- DATA LINES -
--------------------------------
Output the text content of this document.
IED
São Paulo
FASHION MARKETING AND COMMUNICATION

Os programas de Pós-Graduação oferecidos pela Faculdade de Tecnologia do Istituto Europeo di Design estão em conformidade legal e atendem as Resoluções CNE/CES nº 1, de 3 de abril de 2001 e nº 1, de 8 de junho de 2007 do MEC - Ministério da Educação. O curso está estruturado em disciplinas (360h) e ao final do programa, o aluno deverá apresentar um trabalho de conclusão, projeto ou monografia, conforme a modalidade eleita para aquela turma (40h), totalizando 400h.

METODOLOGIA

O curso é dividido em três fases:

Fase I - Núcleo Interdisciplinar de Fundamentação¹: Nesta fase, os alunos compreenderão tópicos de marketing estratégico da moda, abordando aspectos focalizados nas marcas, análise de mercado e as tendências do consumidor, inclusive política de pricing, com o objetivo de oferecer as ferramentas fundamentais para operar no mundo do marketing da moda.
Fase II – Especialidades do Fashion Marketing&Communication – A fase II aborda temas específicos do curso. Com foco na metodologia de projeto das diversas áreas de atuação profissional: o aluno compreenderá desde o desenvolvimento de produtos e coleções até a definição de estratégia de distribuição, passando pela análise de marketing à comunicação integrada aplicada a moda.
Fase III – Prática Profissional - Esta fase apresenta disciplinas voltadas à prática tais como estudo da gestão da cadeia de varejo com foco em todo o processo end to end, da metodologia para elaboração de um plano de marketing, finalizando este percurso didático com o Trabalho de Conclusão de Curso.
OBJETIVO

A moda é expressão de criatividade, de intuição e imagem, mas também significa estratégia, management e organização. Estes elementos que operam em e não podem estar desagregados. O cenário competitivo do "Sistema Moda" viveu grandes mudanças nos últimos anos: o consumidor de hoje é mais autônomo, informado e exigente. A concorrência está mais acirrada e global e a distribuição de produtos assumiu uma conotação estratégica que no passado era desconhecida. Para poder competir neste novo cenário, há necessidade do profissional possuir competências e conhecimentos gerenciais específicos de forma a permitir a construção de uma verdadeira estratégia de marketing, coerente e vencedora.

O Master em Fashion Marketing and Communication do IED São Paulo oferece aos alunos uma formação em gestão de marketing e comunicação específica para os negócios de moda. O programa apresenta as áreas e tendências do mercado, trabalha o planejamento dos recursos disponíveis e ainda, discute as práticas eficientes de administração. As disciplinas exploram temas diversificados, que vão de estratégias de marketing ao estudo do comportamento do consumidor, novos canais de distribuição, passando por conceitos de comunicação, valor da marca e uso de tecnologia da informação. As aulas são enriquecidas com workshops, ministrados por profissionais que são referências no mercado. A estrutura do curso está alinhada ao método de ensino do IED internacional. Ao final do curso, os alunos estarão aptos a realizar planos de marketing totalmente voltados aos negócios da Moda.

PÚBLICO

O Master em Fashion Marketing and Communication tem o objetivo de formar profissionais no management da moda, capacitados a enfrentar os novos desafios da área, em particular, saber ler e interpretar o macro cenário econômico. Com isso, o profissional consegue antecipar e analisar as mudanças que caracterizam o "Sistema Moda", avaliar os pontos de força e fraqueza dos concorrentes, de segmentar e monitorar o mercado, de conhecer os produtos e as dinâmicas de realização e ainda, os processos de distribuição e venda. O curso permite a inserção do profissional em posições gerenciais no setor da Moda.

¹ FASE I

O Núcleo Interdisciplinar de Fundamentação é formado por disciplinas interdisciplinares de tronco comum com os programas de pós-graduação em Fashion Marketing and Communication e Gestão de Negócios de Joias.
--------------------------------
- EXERCISE GOAL -
Transcribe every entry exactly, omitting nothing.

- EXERCISE RESPONSE -
Output the text content of this document.
IED
São Paulo
FASHION MARKETING AND COMMUNICATION

Os programas de Pós-Graduação oferecidos pela Faculdade de Tecnologia do Istituto Europeo di Design estão em conformidade legal e atendem as Resoluções CNE/CES nº 1, de 3 de abril de 2001 e nº 1, de 8 de junho de 2007 do MEC - Ministério da Educação. O curso está estruturado em disciplinas (360h) e ao final do programa, o aluno deverá apresentar um trabalho de conclusão, projeto ou monografia, conforme a modalidade eleita para aquela turma (40h), totalizando 400h.

METODOLOGIA

O curso é dividido em três fases:

Fase I - Núcleo Interdisciplinar de Fundamentação¹: Nesta fase, os alunos compreenderão tópicos de marketing estratégico da moda, abordando aspectos focalizados nas marcas, análise de mercado e as tendências do consumidor, inclusive política de pricing, com o objetivo de oferecer as ferramentas fundamentais para operar no mundo do marketing da moda.
Fase II – Especialidades do Fashion Marketing&Communication – A fase II aborda temas específicos do curso. Com foco na metodologia de projeto das diversas áreas de atuação profissional: o aluno compreenderá desde o desenvolvimento de produtos e coleções até a definição de estratégia de distribuição, passando pela análise de marketing à comunicação integrada aplicada a moda.
Fase III – Prática Profissional - Esta fase apresenta disciplinas voltadas à prática tais como estudo da gestão da cadeia de varejo com foco em todo o processo end to end, da metodologia para elaboração de um plano de marketing, finalizando este percurso didático com o Trabalho de Conclusão de Curso.
OBJETIVO

A moda é expressão de criatividade, de intuição e imagem, mas também significa estratégia, management e organização. Estes elementos que operam em e não podem estar desagregados. O cenário competitivo do "Sistema Moda" viveu grandes mudanças nos últimos anos: o consumidor de hoje é mais autônomo, informado e exigente. A concorrência está mais acirrada e global e a distribuição de produtos assumiu uma conotação estratégica que no passado era desconhecida. Para poder competir neste novo cenário, há necessidade do profissional possuir competências e conhecimentos gerenciais específicos de forma a permitir a construção de uma verdadeira estratégia de marketing, coerente e vencedora.

O Master em Fashion Marketing and Communication do IED São Paulo oferece aos alunos uma formação em gestão de marketing e comunicação específica para os negócios de moda. O programa apresenta as áreas e tendências do mercado, trabalha o planejamento dos recursos disponíveis e ainda, discute as práticas eficientes de administração. As disciplinas exploram temas diversificados, que vão de estratégias de marketing ao estudo do comportamento do consumidor, novos canais de distribuição, passando por conceitos de comunicação, valor da marca e uso de tecnologia da informação. As aulas são enriquecidas com workshops, ministrados por profissionais que são referências no mercado. A estrutura do curso está alinhada ao método de ensino do IED internacional. Ao final do curso, os alunos estarão aptos a realizar planos de marketing totalmente voltados aos negócios da Moda.

PÚBLICO

O Master em Fashion Marketing and Communication tem o objetivo de formar profissionais no management da moda, capacitados a enfrentar os novos desafios da área, em particular, saber ler e interpretar o macro cenário econômico. Com isso, o profissional consegue antecipar e analisar as mudanças que caracterizam o "Sistema Moda", avaliar os pontos de força e fraqueza dos concorrentes, de segmentar e monitorar o mercado, de conhecer os produtos e as dinâmicas de realização e ainda, os processos de distribuição e venda. O curso permite a inserção do profissional em posições gerenciais no setor da Moda.

¹ FASE I

O Núcleo Interdisciplinar de Fundamentação é formado por disciplinas interdisciplinares de tronco comum com os programas de pós-graduação em Fashion Marketing and Communication e Gestão de Negócios de Joias.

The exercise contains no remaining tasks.